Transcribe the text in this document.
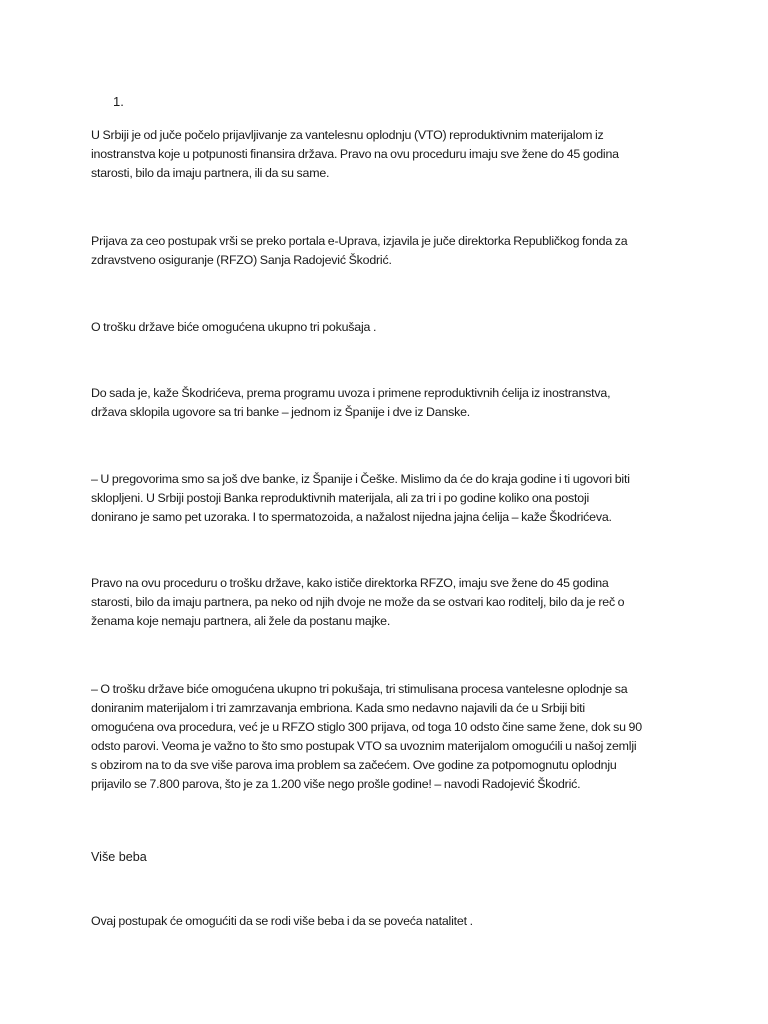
1.
U Srbiji je od juče počelo prijavljivanje za vantelesnu oplodnju (VTO) reproduktivnim materijalom iz
inostranstva koje u potpunosti finansira država. Pravo na ovu proceduru imaju sve žene do 45 godina
starosti, bilo da imaju partnera, ili da su same.
Prijava za ceo postupak vrši se preko portala e-Uprava, izjavila je juče direktorka Republičkog fonda za
zdravstveno osiguranje (RFZO) Sanja Radojević Škodrić.
O trošku države biće omogućena ukupno tri pokušaja .
Do sada je, kaže Škodrićeva, prema programu uvoza i primene reproduktivnih ćelija iz inostranstva,
država sklopila ugovore sa tri banke – jednom iz Španije i dve iz Danske.
– U pregovorima smo sa još dve banke, iz Španije i Češke. Mislimo da će do kraja godine i ti ugovori biti
sklopljeni. U Srbiji postoji Banka reproduktivnih materijala, ali za tri i po godine koliko ona postoji
donirano je samo pet uzoraka. I to spermatozoida, a nažalost nijedna jajna ćelija – kaže Škodrićeva.
Pravo na ovu proceduru o trošku države, kako ističe direktorka RFZO, imaju sve žene do 45 godina
starosti, bilo da imaju partnera, pa neko od njih dvoje ne može da se ostvari kao roditelj, bilo da je reč o
ženama koje nemaju partnera, ali žele da postanu majke.
– O trošku države biće omogućena ukupno tri pokušaja, tri stimulisana procesa vantelesne oplodnje sa
doniranim materijalom i tri zamrzavanja embriona. Kada smo nedavno najavili da će u Srbiji biti
omogućena ova procedura, već je u RFZO stiglo 300 prijava, od toga 10 odsto čine same žene, dok su 90
odsto parovi. Veoma je važno to što smo postupak VTO sa uvoznim materijalom omogućili u našoj zemlji
s obzirom na to da sve više parova ima problem sa začećem. Ove godine za potpomognutu oplodnju
prijavilo se 7.800 parova, što je za 1.200 više nego prošle godine! – navodi Radojević Škodrić.
Više beba
Ovaj postupak će omogućiti da se rodi više beba i da se poveća natalitet .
——
Determine the number of lines in the records that include the string "ćelija", and respond with that number only.

2